> Directions
Every entry must be given again exactly.

> Source data
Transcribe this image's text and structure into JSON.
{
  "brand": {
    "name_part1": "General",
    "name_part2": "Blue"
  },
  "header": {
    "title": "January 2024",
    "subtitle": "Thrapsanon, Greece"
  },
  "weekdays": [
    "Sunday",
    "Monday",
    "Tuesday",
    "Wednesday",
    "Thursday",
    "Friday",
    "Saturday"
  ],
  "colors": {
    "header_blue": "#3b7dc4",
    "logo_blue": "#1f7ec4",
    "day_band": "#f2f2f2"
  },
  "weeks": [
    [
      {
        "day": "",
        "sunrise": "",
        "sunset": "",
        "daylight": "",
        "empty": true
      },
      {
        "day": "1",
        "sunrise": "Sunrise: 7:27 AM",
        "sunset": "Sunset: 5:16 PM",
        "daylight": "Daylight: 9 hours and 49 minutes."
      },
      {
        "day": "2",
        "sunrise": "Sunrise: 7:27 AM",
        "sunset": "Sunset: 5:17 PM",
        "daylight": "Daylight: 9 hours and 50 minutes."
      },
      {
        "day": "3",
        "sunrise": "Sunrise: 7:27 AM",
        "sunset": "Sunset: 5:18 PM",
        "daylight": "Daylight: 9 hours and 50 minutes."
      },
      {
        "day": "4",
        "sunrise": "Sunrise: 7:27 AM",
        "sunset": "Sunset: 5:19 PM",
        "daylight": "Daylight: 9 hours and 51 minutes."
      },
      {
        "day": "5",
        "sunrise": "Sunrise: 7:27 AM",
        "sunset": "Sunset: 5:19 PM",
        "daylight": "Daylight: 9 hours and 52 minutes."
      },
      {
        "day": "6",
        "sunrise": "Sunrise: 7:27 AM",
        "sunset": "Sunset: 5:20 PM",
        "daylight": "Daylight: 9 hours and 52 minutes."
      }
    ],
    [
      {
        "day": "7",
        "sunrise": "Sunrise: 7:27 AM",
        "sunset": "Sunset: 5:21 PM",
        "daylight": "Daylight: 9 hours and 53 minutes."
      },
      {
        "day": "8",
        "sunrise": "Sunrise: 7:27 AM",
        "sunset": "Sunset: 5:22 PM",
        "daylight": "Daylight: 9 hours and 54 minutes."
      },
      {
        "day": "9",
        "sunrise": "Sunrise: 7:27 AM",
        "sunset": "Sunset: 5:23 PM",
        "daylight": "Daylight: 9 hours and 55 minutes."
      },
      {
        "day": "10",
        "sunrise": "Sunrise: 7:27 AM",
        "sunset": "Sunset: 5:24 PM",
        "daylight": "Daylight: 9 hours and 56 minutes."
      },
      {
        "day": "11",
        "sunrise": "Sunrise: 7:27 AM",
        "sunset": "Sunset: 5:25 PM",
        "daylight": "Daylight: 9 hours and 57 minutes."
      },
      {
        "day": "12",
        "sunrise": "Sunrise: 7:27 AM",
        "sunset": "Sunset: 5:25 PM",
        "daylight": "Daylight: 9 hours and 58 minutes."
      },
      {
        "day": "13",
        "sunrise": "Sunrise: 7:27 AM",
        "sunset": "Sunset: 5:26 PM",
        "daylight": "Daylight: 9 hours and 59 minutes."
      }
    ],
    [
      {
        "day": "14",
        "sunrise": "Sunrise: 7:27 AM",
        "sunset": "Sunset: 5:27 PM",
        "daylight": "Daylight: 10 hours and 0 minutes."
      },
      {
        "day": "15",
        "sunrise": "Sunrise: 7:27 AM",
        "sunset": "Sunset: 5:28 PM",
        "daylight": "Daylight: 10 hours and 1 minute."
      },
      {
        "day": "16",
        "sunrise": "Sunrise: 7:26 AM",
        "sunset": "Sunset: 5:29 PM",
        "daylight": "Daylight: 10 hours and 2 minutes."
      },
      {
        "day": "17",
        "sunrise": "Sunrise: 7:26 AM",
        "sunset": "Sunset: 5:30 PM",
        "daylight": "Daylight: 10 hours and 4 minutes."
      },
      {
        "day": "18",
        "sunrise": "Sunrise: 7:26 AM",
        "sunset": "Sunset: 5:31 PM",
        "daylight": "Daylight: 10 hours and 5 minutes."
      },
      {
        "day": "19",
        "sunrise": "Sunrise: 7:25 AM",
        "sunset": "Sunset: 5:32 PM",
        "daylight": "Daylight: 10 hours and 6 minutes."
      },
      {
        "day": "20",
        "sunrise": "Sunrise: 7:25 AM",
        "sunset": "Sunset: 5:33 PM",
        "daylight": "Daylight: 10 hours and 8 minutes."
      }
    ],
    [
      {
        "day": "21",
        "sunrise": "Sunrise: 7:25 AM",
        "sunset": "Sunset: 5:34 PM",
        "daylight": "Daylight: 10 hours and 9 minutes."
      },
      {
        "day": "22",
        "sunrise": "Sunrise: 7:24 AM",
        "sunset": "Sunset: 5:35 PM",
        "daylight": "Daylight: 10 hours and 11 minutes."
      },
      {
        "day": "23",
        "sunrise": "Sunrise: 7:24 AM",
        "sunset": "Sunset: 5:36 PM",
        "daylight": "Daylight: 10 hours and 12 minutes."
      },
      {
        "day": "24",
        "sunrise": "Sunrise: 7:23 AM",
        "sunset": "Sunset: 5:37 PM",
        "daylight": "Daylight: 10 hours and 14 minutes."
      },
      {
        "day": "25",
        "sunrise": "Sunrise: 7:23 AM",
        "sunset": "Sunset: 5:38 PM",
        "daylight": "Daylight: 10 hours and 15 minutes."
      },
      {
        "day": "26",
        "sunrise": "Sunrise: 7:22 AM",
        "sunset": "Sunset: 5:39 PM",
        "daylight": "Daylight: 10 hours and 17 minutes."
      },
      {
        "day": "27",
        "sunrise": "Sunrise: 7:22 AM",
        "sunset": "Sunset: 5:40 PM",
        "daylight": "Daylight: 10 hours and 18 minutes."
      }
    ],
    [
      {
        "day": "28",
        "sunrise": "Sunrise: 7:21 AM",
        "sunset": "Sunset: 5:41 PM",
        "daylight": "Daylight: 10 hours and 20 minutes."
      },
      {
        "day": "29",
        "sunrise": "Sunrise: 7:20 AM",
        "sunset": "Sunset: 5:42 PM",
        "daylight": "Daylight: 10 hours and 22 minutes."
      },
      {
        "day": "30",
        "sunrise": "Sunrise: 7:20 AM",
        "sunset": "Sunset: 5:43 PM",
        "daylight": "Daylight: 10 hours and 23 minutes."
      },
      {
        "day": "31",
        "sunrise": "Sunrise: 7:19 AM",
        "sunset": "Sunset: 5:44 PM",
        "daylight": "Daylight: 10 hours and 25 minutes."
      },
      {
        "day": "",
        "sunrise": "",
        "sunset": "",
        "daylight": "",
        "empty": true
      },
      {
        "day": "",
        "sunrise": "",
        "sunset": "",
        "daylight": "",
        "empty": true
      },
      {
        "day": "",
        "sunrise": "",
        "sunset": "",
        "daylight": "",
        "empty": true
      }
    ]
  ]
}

> Solved exercise
Transcribe this image's text and structure into JSON.
{
  "brand": {
    "name_part1": "General",
    "name_part2": "Blue"
  },
  "header": {
    "title": "January 2024",
    "subtitle": "Thrapsanon, Greece"
  },
  "weekdays": [
    "Sunday",
    "Monday",
    "Tuesday",
    "Wednesday",
    "Thursday",
    "Friday",
    "Saturday"
  ],
  "colors": {
    "header_blue": "#3b7dc4",
    "logo_blue": "#1f7ec4",
    "day_band": "#f2f2f2"
  },
  "weeks": [
    [
      {
        "day": "",
        "sunrise": "",
        "sunset": "",
        "daylight": "",
        "empty": true
      },
      {
        "day": "1",
        "sunrise": "Sunrise: 7:27 AM",
        "sunset": "Sunset: 5:16 PM",
        "daylight": "Daylight: 9 hours and 49 minutes."
      },
      {
        "day": "2",
        "sunrise": "Sunrise: 7:27 AM",
        "sunset": "Sunset: 5:17 PM",
        "daylight": "Daylight: 9 hours and 50 minutes."
      },
      {
        "day": "3",
        "sunrise": "Sunrise: 7:27 AM",
        "sunset": "Sunset: 5:18 PM",
        "daylight": "Daylight: 9 hours and 50 minutes."
      },
      {
        "day": "4",
        "sunrise": "Sunrise: 7:27 AM",
        "sunset": "Sunset: 5:19 PM",
        "daylight": "Daylight: 9 hours and 51 minutes."
      },
      {
        "day": "5",
        "sunrise": "Sunrise: 7:27 AM",
        "sunset": "Sunset: 5:19 PM",
        "daylight": "Daylight: 9 hours and 52 minutes."
      },
      {
        "day": "6",
        "sunrise": "Sunrise: 7:27 AM",
        "sunset": "Sunset: 5:20 PM",
        "daylight": "Daylight: 9 hours and 52 minutes."
      }
    ],
    [
      {
        "day": "7",
        "sunrise": "Sunrise: 7:27 AM",
        "sunset": "Sunset: 5:21 PM",
        "daylight": "Daylight: 9 hours and 53 minutes."
      },
      {
        "day": "8",
        "sunrise": "Sunrise: 7:27 AM",
        "sunset": "Sunset: 5:22 PM",
        "daylight": "Daylight: 9 hours and 54 minutes."
      },
      {
        "day": "9",
        "sunrise": "Sunrise: 7:27 AM",
        "sunset": "Sunset: 5:23 PM",
        "daylight": "Daylight: 9 hours and 55 minutes."
      },
      {
        "day": "10",
        "sunrise": "Sunrise: 7:27 AM",
        "sunset": "Sunset: 5:24 PM",
        "daylight": "Daylight: 9 hours and 56 minutes."
      },
      {
        "day": "11",
        "sunrise": "Sunrise: 7:27 AM",
        "sunset": "Sunset: 5:25 PM",
        "daylight": "Daylight: 9 hours and 57 minutes."
      },
      {
        "day": "12",
        "sunrise": "Sunrise: 7:27 AM",
        "sunset": "Sunset: 5:25 PM",
        "daylight": "Daylight: 9 hours and 58 minutes."
      },
      {
        "day": "13",
        "sunrise": "Sunrise: 7:27 AM",
        "sunset": "Sunset: 5:26 PM",
        "daylight": "Daylight: 9 hours and 59 minutes."
      }
    ],
    [
      {
        "day": "14",
        "sunrise": "Sunrise: 7:27 AM",
        "sunset": "Sunset: 5:27 PM",
        "daylight": "Daylight: 10 hours and 0 minutes."
      },
      {
        "day": "15",
        "sunrise": "Sunrise: 7:27 AM",
        "sunset": "Sunset: 5:28 PM",
        "daylight": "Daylight: 10 hours and 1 minute."
      },
      {
        "day": "16",
        "sunrise": "Sunrise: 7:26 AM",
        "sunset": "Sunset: 5:29 PM",
        "daylight": "Daylight: 10 hours and 2 minutes."
      },
      {
        "day": "17",
        "sunrise": "Sunrise: 7:26 AM",
        "sunset": "Sunset: 5:30 PM",
        "daylight": "Daylight: 10 hours and 4 minutes."
      },
      {
        "day": "18",
        "sunrise": "Sunrise: 7:26 AM",
        "sunset": "Sunset: 5:31 PM",
        "daylight": "Daylight: 10 hours and 5 minutes."
      },
      {
        "day": "19",
        "sunrise": "Sunrise: 7:25 AM",
        "sunset": "Sunset: 5:32 PM",
        "daylight": "Daylight: 10 hours and 6 minutes."
      },
      {
        "day": "20",
        "sunrise": "Sunrise: 7:25 AM",
        "sunset": "Sunset: 5:33 PM",
        "daylight": "Daylight: 10 hours and 8 minutes."
      }
    ],
    [
      {
        "day": "21",
        "sunrise": "Sunrise: 7:25 AM",
        "sunset": "Sunset: 5:34 PM",
        "daylight": "Daylight: 10 hours and 9 minutes."
      },
      {
        "day": "22",
        "sunrise": "Sunrise: 7:24 AM",
        "sunset": "Sunset: 5:35 PM",
        "daylight": "Daylight: 10 hours and 11 minutes."
      },
      {
        "day": "23",
        "sunrise": "Sunrise: 7:24 AM",
        "sunset": "Sunset: 5:36 PM",
        "daylight": "Daylight: 10 hours and 12 minutes."
      },
      {
        "day": "24",
        "sunrise": "Sunrise: 7:23 AM",
        "sunset": "Sunset: 5:37 PM",
        "daylight": "Daylight: 10 hours and 14 minutes."
      },
      {
        "day": "25",
        "sunrise": "Sunrise: 7:23 AM",
        "sunset": "Sunset: 5:38 PM",
        "daylight": "Daylight: 10 hours and 15 minutes."
      },
      {
        "day": "26",
        "sunrise": "Sunrise: 7:22 AM",
        "sunset": "Sunset: 5:39 PM",
        "daylight": "Daylight: 10 hours and 17 minutes."
      },
      {
        "day": "27",
        "sunrise": "Sunrise: 7:22 AM",
        "sunset": "Sunset: 5:40 PM",
        "daylight": "Daylight: 10 hours and 18 minutes."
      }
    ],
    [
      {
        "day": "28",
        "sunrise": "Sunrise: 7:21 AM",
        "sunset": "Sunset: 5:41 PM",
        "daylight": "Daylight: 10 hours and 20 minutes."
      },
      {
        "day": "29",
        "sunrise": "Sunrise: 7:20 AM",
        "sunset": "Sunset: 5:42 PM",
        "daylight": "Daylight: 10 hours and 22 minutes."
      },
      {
        "day": "30",
        "sunrise": "Sunrise: 7:20 AM",
        "sunset": "Sunset: 5:43 PM",
        "daylight": "Daylight: 10 hours and 23 minutes."
      },
      {
        "day": "31",
        "sunrise": "Sunrise: 7:19 AM",
        "sunset": "Sunset: 5:44 PM",
        "daylight": "Daylight: 10 hours and 25 minutes."
      },
      {
        "day": "",
        "sunrise": "",
        "sunset": "",
        "daylight": "",
        "empty": true
      },
      {
        "day": "",
        "sunrise": "",
        "sunset": "",
        "daylight": "",
        "empty": true
      },
      {
        "day": "",
        "sunrise": "",
        "sunset": "",
        "daylight": "",
        "empty": true
      }
    ]
  ]
}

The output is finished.